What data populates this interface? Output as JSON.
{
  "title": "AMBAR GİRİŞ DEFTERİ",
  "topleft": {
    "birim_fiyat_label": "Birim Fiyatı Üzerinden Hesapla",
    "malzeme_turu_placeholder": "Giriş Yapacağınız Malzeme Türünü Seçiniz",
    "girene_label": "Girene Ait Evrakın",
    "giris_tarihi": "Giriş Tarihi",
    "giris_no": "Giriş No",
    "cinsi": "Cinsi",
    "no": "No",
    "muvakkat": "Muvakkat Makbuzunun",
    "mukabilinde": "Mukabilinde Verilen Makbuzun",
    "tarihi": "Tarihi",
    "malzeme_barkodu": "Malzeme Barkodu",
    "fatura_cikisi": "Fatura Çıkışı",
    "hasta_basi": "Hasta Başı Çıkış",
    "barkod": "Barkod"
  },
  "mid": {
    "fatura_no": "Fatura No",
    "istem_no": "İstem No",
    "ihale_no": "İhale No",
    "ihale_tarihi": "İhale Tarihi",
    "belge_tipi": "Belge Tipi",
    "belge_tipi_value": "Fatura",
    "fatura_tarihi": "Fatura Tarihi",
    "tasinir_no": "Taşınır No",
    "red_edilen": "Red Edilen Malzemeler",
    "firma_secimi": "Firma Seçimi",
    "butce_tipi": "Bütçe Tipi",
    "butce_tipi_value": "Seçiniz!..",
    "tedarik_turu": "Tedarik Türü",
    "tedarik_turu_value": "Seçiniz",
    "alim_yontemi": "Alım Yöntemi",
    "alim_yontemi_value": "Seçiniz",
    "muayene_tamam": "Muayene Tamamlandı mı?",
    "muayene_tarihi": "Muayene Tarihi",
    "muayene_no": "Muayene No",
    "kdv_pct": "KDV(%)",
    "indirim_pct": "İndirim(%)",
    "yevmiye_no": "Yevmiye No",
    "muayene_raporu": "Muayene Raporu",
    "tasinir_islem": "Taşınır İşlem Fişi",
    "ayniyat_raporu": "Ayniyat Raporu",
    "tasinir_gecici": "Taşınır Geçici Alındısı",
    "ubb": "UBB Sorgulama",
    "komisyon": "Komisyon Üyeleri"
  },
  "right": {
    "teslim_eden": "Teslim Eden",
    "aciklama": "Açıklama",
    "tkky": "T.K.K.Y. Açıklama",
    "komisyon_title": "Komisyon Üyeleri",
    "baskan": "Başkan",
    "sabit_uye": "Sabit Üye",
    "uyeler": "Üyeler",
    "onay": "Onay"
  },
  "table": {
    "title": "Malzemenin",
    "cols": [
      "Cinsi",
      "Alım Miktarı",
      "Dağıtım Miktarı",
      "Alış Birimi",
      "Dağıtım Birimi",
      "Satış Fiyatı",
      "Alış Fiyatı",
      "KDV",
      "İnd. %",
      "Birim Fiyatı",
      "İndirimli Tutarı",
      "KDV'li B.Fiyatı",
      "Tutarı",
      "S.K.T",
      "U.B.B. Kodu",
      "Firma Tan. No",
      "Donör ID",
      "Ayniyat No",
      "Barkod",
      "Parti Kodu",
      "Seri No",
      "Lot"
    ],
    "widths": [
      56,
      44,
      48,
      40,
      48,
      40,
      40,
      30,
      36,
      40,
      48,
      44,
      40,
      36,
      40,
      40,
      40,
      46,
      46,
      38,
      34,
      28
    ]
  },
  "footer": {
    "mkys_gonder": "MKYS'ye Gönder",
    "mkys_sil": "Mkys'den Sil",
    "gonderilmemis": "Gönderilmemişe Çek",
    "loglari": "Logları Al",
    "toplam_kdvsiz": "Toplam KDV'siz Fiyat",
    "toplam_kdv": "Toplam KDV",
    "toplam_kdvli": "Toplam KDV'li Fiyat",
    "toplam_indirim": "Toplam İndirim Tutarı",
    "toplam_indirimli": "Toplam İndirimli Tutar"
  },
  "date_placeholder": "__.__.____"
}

EXERCISE DESCRIPTION
From the data above, pick out each line containing "Taşınır" and copy it.

SOLUTION
    "tasinir_no": "Taşınır No",
    "tasinir_islem": "Taşınır İşlem Fişi",
    "tasinir_gecici": "Taşınır Geçici Alındısı",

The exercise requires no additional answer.